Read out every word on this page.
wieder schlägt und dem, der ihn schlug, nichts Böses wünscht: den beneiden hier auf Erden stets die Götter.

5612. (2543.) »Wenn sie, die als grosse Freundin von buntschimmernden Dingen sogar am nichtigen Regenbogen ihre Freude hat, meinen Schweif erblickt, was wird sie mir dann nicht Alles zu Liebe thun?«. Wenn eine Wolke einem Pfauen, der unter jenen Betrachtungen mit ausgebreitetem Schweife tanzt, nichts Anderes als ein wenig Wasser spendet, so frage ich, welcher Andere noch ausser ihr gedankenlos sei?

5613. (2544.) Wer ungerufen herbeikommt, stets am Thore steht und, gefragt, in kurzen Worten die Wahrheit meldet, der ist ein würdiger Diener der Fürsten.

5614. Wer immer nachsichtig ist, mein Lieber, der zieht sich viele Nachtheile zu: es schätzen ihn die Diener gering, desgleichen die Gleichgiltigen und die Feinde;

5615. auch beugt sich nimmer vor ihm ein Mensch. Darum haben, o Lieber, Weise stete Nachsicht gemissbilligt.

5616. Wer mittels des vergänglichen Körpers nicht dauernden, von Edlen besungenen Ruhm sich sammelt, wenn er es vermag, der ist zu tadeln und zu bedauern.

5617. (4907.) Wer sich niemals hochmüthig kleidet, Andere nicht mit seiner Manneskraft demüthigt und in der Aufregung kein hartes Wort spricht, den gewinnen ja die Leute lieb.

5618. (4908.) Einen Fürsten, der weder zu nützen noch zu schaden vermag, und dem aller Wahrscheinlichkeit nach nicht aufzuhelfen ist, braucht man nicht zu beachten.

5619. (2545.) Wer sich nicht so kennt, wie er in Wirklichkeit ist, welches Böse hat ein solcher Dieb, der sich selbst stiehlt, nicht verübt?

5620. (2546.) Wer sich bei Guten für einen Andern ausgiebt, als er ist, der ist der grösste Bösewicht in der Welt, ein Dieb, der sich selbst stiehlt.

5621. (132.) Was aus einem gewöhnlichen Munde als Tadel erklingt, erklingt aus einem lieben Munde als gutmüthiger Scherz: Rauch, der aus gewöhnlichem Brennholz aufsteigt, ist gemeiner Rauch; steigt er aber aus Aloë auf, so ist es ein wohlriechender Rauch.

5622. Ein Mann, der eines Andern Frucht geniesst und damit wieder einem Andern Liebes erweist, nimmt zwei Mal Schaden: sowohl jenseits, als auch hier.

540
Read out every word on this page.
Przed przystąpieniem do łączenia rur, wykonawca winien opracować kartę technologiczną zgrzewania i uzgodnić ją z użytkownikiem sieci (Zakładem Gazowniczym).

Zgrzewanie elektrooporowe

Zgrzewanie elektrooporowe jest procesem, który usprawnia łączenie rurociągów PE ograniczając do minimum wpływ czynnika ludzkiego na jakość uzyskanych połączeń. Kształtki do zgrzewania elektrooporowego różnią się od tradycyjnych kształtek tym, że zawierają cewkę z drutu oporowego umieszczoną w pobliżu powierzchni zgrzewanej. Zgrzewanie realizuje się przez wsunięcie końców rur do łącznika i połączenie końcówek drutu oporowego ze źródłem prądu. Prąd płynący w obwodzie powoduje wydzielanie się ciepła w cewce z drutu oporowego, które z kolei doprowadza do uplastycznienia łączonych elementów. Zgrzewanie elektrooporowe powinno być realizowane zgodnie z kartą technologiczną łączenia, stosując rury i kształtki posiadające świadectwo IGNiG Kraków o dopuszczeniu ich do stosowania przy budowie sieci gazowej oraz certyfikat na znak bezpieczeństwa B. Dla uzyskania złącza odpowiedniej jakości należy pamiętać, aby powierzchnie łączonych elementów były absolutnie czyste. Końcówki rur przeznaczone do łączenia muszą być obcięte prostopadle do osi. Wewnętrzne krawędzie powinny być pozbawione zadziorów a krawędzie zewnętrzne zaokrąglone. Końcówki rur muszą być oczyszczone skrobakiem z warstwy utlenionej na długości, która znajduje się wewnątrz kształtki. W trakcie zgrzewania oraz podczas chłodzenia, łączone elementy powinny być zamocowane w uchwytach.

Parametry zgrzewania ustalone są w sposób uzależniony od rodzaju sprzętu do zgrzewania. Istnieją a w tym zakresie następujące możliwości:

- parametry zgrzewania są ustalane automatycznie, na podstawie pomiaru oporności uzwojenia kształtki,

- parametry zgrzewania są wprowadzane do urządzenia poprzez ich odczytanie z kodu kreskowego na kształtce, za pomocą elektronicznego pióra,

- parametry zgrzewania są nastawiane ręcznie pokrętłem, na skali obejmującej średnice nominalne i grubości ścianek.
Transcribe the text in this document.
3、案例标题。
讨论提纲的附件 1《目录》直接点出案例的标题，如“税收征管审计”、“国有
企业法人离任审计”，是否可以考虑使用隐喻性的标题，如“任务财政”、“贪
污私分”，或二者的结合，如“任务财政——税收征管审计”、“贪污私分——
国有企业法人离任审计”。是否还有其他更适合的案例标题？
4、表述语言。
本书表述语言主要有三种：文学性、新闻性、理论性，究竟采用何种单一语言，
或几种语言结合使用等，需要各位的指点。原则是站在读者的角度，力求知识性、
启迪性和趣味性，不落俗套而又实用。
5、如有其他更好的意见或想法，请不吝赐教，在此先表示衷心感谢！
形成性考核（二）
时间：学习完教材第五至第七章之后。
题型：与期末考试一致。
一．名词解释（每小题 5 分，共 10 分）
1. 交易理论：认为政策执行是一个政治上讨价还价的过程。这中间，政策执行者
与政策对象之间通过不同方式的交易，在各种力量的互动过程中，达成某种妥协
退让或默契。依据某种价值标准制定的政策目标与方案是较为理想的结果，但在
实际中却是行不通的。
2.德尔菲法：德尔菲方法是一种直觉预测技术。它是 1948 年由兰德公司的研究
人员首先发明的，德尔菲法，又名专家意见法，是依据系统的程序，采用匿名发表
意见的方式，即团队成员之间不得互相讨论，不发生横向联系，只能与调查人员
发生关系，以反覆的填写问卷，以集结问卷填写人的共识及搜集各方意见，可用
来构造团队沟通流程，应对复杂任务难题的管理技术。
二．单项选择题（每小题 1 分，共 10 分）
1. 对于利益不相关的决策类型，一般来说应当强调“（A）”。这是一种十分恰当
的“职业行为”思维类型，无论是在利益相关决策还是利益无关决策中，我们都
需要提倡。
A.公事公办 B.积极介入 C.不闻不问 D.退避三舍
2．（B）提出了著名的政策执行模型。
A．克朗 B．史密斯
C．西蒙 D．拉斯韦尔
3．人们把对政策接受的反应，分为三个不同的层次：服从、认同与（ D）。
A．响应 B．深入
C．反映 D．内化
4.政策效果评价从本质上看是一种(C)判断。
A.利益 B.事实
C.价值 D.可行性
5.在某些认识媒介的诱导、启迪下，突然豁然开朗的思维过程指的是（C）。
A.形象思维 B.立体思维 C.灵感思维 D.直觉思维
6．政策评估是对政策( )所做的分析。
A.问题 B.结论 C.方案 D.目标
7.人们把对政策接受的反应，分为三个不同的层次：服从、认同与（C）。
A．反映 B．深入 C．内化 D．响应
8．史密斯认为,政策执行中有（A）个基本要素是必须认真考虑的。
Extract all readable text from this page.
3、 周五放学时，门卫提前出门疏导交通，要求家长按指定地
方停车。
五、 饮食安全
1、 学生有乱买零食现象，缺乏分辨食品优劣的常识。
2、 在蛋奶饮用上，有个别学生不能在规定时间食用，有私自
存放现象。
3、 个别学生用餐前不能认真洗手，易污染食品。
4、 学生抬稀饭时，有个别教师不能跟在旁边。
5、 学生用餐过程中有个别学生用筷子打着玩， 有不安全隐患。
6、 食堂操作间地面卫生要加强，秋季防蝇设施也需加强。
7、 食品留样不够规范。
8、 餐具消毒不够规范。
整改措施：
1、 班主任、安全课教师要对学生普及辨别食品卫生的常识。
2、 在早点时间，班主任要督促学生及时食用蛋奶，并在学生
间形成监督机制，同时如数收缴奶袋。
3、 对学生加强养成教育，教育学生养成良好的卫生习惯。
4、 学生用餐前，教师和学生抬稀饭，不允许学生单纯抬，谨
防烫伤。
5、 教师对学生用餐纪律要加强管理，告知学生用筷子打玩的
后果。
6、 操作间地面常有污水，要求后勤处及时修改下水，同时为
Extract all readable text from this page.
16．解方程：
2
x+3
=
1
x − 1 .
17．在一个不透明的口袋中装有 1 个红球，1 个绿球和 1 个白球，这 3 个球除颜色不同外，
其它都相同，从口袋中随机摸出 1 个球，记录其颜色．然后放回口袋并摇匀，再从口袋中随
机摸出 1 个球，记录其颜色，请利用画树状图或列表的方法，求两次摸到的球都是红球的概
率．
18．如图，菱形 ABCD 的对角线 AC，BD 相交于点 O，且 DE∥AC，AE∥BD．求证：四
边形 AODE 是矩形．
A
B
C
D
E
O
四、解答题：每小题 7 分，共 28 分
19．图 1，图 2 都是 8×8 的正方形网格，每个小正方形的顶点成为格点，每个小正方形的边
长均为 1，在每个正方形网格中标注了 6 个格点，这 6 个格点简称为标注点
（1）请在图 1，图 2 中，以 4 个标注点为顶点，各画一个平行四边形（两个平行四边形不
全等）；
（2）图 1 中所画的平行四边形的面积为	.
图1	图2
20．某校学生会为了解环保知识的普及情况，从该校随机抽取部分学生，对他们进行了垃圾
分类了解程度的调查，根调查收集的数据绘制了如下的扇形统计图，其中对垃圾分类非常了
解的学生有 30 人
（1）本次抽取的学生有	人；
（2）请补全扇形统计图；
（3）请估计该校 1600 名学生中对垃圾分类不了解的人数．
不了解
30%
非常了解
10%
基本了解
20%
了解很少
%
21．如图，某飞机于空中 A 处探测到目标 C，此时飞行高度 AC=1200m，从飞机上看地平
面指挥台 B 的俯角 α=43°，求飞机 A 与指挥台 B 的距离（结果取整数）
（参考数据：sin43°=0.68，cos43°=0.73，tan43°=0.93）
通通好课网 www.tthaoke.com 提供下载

**Directions for this task:**
Across the entries above, how many lines contain "vermag"? Provide only the count.

**Answer for this exercise:**
2